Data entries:
* START *

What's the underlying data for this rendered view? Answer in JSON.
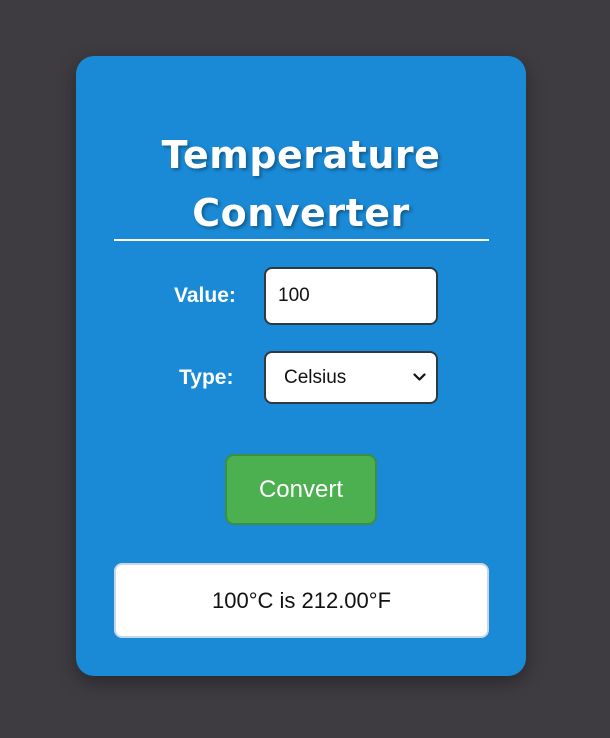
{
  "app": {
    "title": "Temperature Converter"
  },
  "form": {
    "value_label": "Value:",
    "value_input": "100",
    "type_label": "Type:",
    "type_selected": "Celsius"
  },
  "actions": {
    "convert_label": "Convert"
  },
  "result": {
    "text": "100°C is 212.00°F"
  },
  "colors": {
    "background": "#3e3c41",
    "card": "#1a8ad6",
    "button": "#4caf50",
    "text_light": "#ffffff"
  },
  "icons": {
    "select_arrow": "chevron-down-icon"
  }
}
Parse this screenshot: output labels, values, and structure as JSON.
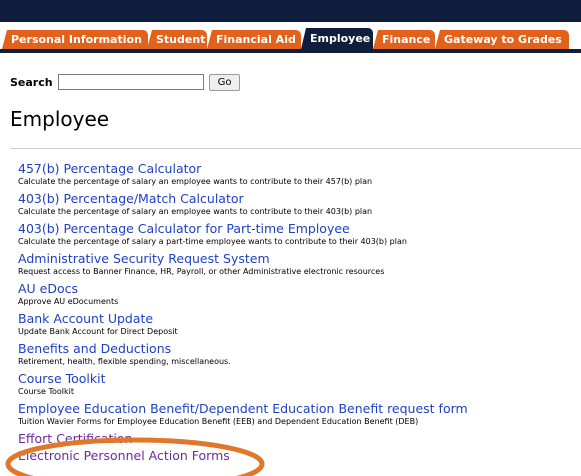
{
  "tabs": [
    {
      "label": "Personal Information",
      "active": false
    },
    {
      "label": "Student",
      "active": false
    },
    {
      "label": "Financial Aid",
      "active": false
    },
    {
      "label": "Employee",
      "active": true
    },
    {
      "label": "Finance",
      "active": false
    },
    {
      "label": "Gateway to Grades",
      "active": false
    }
  ],
  "search": {
    "label": "Search",
    "value": "",
    "go_label": "Go"
  },
  "page": {
    "title": "Employee"
  },
  "items": [
    {
      "link": "457(b) Percentage Calculator",
      "desc": "Calculate the percentage of salary an employee wants to contribute to their 457(b) plan"
    },
    {
      "link": "403(b) Percentage/Match Calculator",
      "desc": "Calculate the percentage of salary an employee wants to contribute to their 403(b) plan"
    },
    {
      "link": "403(b) Percentage Calculator for Part-time Employee",
      "desc": "Calculate the percentage of salary a part-time employee wants to contribute to their 403(b) plan"
    },
    {
      "link": "Administrative Security Request System",
      "desc": "Request access to Banner Finance, HR, Payroll, or other Administrative electronic resources"
    },
    {
      "link": "AU eDocs",
      "desc": "Approve AU eDocuments"
    },
    {
      "link": "Bank Account Update",
      "desc": "Update Bank Account for Direct Deposit"
    },
    {
      "link": "Benefits and Deductions",
      "desc": "Retirement, health, flexible spending, miscellaneous."
    },
    {
      "link": "Course Toolkit",
      "desc": "Course Toolkit"
    },
    {
      "link": "Employee Education Benefit/Dependent Education Benefit request form",
      "desc": "Tuition Wavier Forms for Employee Education Benefit (EEB) and Dependent Education Benefit (DEB)"
    },
    {
      "link": "Effort Certification",
      "desc": ""
    },
    {
      "link": "Electronic Personnel Action Forms",
      "desc": ""
    }
  ],
  "colors": {
    "nav": "#0f1e3c",
    "tab": "#e2611b",
    "link": "#1f41c2",
    "visited_link": "#6e2a9c",
    "highlight": "#e0782c"
  }
}
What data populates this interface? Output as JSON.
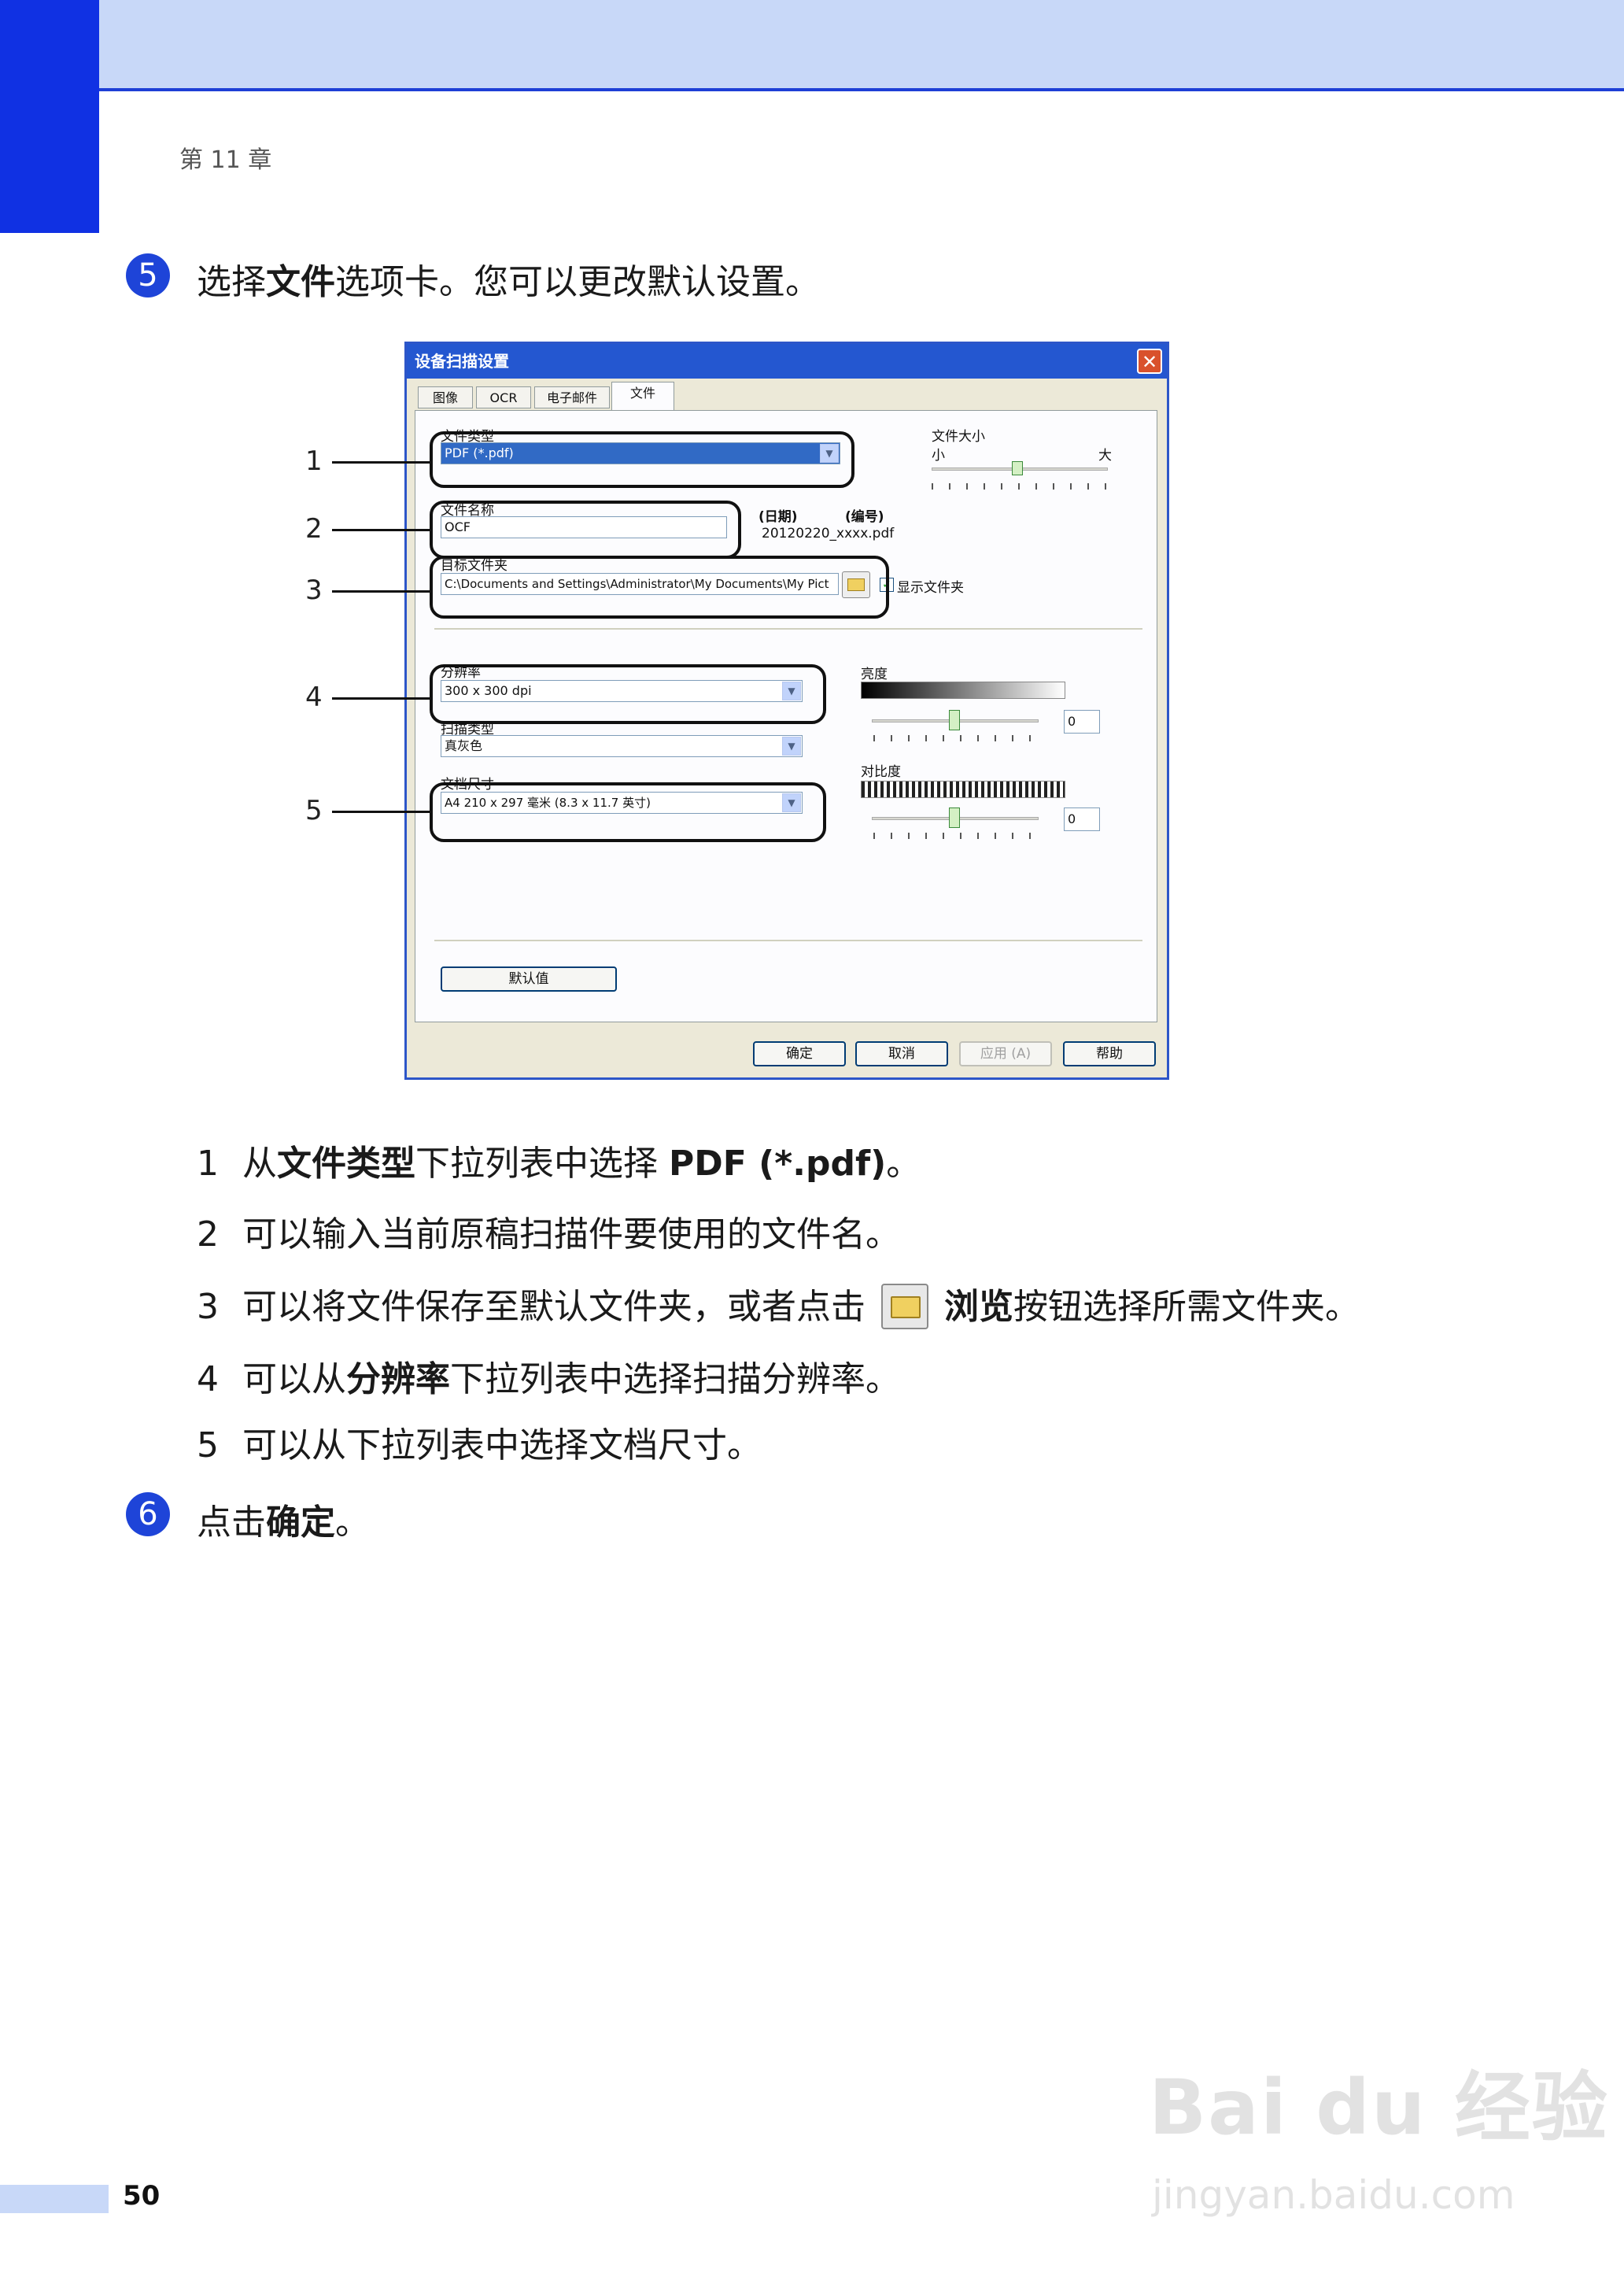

* END *

TO BE DONE. The records above are to be quoted exactly, with all pictures left out.

RESPONSE TO THE TASK.
What's the underlying data for this rendered view? Answer in JSON.
{
  "app": {
    "title": "Temperature Converter"
  },
  "form": {
    "value_label": "Value:",
    "value_input": "100",
    "type_label": "Type:",
    "type_selected": "Celsius"
  },
  "actions": {
    "convert_label": "Convert"
  },
  "result": {
    "text": "100°C is 212.00°F"
  },
  "colors": {
    "background": "#3e3c41",
    "card": "#1a8ad6",
    "button": "#4caf50",
    "text_light": "#ffffff"
  },
  "icons": {
    "select_arrow": "chevron-down-icon"
  }
}
Parse this screenshot: output labels, values, and structure as JSON.
{
  "tabs": [
    {
      "label": "Personal Information",
      "active": false
    },
    {
      "label": "Student",
      "active": false
    },
    {
      "label": "Financial Aid",
      "active": false
    },
    {
      "label": "Employee",
      "active": true
    },
    {
      "label": "Finance",
      "active": false
    },
    {
      "label": "Gateway to Grades",
      "active": false
    }
  ],
  "search": {
    "label": "Search",
    "value": "",
    "go_label": "Go"
  },
  "page": {
    "title": "Employee"
  },
  "items": [
    {
      "link": "457(b) Percentage Calculator",
      "desc": "Calculate the percentage of salary an employee wants to contribute to their 457(b) plan"
    },
    {
      "link": "403(b) Percentage/Match Calculator",
      "desc": "Calculate the percentage of salary an employee wants to contribute to their 403(b) plan"
    },
    {
      "link": "403(b) Percentage Calculator for Part-time Employee",
      "desc": "Calculate the percentage of salary a part-time employee wants to contribute to their 403(b) plan"
    },
    {
      "link": "Administrative Security Request System",
      "desc": "Request access to Banner Finance, HR, Payroll, or other Administrative electronic resources"
    },
    {
      "link": "AU eDocs",
      "desc": "Approve AU eDocuments"
    },
    {
      "link": "Bank Account Update",
      "desc": "Update Bank Account for Direct Deposit"
    },
    {
      "link": "Benefits and Deductions",
      "desc": "Retirement, health, flexible spending, miscellaneous."
    },
    {
      "link": "Course Toolkit",
      "desc": "Course Toolkit"
    },
    {
      "link": "Employee Education Benefit/Dependent Education Benefit request form",
      "desc": "Tuition Wavier Forms for Employee Education Benefit (EEB) and Dependent Education Benefit (DEB)"
    },
    {
      "link": "Effort Certification",
      "desc": ""
    },
    {
      "link": "Electronic Personnel Action Forms",
      "desc": ""
    }
  ],
  "colors": {
    "nav": "#0f1e3c",
    "tab": "#e2611b",
    "link": "#1f41c2",
    "visited_link": "#6e2a9c",
    "highlight": "#e0782c"
  }
}
What data populates this interface? Output as JSON.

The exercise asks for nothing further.